Find how many lines hold the word "your" and give that number only.

=-=-=

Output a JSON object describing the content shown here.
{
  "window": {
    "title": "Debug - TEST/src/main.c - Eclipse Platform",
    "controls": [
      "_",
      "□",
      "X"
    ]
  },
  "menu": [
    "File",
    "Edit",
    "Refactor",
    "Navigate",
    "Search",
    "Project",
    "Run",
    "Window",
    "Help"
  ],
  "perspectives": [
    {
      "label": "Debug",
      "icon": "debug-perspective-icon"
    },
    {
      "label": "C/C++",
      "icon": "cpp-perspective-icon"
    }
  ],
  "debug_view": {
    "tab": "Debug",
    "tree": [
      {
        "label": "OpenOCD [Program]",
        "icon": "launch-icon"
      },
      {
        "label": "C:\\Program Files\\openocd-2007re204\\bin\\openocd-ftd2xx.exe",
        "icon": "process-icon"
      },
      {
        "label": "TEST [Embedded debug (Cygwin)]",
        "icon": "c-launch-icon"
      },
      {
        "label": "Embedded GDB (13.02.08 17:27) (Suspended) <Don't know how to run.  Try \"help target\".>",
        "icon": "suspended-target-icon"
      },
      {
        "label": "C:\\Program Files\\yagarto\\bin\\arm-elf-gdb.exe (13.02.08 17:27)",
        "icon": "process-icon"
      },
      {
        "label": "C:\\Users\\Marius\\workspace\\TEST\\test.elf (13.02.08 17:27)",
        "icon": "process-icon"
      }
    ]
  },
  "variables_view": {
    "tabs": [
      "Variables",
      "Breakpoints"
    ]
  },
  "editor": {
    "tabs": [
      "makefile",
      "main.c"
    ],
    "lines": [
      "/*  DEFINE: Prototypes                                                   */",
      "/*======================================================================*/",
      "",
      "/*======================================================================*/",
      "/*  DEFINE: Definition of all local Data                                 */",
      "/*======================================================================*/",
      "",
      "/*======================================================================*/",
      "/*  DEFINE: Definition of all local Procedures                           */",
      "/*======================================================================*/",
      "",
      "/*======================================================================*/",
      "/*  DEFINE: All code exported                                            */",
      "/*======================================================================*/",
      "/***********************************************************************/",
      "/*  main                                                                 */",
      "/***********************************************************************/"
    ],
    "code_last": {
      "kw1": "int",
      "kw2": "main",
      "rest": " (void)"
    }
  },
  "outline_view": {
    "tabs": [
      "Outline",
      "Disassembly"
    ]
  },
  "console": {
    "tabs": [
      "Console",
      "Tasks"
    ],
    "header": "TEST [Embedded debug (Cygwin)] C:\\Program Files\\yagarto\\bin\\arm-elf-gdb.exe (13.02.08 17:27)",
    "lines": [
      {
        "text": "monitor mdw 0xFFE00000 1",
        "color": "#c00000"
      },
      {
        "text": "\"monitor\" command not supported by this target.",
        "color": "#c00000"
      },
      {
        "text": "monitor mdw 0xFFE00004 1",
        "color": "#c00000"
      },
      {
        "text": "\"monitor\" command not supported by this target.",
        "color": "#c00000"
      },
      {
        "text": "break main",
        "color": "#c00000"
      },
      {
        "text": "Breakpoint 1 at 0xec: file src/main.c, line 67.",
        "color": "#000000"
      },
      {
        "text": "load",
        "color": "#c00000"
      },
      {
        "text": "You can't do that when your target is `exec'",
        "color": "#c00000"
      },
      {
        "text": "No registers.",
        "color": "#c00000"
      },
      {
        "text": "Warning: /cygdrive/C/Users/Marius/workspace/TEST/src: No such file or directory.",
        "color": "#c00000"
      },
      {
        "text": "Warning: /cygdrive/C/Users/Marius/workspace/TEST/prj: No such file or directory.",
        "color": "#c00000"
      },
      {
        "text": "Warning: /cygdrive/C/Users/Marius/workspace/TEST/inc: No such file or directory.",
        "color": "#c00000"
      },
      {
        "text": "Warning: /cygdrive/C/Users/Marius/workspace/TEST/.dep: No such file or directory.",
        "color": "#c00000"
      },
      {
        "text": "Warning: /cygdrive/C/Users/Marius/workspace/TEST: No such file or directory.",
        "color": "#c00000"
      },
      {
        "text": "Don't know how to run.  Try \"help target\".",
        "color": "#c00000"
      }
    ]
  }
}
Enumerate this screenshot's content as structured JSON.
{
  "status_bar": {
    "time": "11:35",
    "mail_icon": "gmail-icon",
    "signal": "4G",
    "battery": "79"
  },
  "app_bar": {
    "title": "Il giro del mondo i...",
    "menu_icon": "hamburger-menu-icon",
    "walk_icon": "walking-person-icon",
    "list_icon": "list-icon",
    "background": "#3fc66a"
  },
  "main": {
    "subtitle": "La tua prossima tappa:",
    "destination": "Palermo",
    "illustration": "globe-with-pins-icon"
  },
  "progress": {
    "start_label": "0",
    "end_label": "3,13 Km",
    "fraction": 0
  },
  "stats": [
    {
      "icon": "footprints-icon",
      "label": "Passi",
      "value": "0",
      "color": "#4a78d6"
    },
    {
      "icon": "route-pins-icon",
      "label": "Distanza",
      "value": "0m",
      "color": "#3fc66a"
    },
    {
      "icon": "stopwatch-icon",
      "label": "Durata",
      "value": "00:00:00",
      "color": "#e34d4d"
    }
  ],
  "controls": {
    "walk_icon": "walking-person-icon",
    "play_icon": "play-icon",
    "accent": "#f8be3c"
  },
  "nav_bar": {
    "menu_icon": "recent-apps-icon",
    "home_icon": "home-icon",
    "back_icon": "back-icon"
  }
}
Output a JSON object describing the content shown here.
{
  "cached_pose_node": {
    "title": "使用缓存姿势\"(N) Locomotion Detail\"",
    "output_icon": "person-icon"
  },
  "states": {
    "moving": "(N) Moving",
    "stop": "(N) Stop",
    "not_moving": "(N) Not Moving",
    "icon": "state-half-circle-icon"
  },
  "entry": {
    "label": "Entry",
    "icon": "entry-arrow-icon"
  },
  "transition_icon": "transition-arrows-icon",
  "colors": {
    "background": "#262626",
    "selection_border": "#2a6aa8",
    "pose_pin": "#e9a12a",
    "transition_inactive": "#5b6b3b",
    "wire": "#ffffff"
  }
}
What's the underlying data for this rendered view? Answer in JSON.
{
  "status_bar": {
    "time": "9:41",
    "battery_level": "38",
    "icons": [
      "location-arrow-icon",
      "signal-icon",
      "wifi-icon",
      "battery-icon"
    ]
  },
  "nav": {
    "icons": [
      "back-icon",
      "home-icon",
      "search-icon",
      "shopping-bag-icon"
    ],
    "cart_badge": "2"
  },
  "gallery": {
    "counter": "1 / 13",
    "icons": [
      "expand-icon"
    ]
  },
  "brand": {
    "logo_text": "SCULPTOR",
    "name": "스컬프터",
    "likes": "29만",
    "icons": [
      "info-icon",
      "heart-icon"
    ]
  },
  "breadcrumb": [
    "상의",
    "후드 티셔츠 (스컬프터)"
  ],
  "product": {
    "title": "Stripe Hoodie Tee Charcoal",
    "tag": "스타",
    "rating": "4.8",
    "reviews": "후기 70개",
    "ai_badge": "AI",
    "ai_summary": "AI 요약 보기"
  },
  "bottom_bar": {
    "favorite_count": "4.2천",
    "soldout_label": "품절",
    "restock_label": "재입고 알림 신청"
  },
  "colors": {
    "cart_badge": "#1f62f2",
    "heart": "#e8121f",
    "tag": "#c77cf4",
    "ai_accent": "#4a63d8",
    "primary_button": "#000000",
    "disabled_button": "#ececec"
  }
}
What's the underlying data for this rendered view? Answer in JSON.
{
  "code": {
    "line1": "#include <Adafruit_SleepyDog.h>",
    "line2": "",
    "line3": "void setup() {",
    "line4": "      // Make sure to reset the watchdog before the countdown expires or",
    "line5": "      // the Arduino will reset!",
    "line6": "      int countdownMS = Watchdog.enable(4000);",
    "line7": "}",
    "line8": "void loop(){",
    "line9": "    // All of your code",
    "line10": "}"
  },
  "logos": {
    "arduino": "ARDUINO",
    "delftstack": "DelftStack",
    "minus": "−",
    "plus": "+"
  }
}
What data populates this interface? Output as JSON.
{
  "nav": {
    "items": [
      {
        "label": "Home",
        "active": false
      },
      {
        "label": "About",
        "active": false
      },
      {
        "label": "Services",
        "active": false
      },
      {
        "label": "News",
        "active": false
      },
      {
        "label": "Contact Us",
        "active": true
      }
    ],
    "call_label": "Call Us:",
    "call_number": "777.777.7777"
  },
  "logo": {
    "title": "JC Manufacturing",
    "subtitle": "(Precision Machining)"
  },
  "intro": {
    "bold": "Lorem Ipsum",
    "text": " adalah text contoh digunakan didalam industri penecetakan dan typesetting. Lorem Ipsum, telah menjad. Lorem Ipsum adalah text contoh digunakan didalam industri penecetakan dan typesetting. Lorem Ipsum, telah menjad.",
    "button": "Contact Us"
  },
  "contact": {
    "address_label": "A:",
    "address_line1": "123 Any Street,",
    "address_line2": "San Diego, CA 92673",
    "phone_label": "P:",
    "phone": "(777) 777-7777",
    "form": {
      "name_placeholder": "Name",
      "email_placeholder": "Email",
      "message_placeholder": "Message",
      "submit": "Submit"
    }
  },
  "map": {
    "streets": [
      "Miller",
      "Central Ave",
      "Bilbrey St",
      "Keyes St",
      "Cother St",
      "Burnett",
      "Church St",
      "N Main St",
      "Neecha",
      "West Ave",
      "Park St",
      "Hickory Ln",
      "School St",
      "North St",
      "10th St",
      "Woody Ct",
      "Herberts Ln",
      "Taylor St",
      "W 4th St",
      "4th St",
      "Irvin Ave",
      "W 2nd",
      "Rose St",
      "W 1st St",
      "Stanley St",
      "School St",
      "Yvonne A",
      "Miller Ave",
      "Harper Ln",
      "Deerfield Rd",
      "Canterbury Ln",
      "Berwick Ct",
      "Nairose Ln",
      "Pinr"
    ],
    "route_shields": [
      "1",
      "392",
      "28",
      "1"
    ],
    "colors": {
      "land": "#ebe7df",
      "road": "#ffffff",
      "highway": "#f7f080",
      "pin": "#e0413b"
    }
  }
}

=-=-=

## SOLUTION TO THIS EXERCISE
2